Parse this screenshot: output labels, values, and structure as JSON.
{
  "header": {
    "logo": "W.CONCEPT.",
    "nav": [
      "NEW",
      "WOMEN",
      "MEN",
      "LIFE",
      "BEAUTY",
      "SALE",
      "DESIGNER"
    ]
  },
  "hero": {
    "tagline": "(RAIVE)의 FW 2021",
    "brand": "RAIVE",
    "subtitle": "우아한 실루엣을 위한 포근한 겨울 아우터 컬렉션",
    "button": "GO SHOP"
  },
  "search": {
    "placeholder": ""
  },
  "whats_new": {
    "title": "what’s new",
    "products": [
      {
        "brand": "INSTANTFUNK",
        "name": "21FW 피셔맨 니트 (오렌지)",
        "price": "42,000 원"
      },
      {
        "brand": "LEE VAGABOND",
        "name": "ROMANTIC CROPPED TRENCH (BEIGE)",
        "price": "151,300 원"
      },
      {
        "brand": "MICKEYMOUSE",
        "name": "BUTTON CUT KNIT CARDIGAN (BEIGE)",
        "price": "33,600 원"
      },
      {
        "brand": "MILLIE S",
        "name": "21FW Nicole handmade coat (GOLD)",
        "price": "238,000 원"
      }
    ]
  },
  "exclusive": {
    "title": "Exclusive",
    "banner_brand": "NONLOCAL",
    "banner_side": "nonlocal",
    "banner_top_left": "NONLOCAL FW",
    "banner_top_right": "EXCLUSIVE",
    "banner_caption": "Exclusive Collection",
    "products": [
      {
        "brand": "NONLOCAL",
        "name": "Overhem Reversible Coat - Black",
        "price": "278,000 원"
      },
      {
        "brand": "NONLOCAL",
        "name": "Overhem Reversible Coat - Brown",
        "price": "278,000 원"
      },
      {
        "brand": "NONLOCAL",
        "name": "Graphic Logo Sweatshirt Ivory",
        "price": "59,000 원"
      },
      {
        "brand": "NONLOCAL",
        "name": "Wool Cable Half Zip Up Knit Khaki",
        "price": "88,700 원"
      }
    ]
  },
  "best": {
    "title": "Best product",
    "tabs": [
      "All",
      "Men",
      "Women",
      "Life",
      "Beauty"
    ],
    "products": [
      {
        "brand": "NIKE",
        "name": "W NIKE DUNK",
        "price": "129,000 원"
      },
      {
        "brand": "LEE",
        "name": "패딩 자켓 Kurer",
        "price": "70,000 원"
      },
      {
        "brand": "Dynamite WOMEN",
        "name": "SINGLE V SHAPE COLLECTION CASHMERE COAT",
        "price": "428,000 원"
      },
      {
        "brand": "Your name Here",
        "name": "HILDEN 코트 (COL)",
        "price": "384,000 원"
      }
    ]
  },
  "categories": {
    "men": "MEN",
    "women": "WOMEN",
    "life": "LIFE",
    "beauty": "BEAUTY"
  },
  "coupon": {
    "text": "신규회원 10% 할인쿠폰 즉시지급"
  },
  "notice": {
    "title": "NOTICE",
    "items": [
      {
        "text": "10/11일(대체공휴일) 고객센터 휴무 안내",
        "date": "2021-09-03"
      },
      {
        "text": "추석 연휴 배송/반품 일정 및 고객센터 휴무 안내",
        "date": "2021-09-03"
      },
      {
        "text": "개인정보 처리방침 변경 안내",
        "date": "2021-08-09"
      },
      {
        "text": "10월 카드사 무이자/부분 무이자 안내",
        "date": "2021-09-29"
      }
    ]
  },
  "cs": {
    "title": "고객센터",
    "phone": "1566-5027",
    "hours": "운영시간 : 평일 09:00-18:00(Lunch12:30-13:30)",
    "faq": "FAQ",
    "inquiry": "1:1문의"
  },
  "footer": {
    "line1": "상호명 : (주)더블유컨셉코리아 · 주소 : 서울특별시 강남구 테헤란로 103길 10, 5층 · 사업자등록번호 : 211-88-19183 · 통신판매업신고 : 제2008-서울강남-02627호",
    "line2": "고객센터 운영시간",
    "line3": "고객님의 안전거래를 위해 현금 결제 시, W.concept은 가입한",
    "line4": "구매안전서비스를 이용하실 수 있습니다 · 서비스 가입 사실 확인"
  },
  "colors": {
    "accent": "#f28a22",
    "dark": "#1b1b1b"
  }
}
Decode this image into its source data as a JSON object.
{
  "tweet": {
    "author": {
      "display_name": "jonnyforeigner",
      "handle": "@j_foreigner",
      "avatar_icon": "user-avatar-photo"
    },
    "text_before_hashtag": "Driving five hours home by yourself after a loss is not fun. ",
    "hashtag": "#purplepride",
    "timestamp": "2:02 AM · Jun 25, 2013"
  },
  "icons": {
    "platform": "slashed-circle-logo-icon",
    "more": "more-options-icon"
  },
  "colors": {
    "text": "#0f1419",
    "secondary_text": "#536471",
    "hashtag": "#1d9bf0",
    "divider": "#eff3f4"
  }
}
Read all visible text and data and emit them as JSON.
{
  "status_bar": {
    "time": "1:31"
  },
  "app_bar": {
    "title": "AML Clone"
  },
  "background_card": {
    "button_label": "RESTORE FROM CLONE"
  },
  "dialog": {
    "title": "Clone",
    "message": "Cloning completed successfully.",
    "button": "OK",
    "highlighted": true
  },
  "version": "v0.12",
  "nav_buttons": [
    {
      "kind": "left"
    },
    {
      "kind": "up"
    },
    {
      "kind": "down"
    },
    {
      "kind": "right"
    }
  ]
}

-- Task details --
Reproduce the lines word for word, starting at the one holding "Read all visible" and ending at the final line of the material above.

-- Output below --
Read all visible text and data and emit them as JSON.
{
  "status_bar": {
    "time": "1:31"
  },
  "app_bar": {
    "title": "AML Clone"
  },
  "background_card": {
    "button_label": "RESTORE FROM CLONE"
  },
  "dialog": {
    "title": "Clone",
    "message": "Cloning completed successfully.",
    "button": "OK",
    "highlighted": true
  },
  "version": "v0.12",
  "nav_buttons": [
    {
      "kind": "left"
    },
    {
      "kind": "up"
    },
    {
      "kind": "down"
    },
    {
      "kind": "right"
    }
  ]
}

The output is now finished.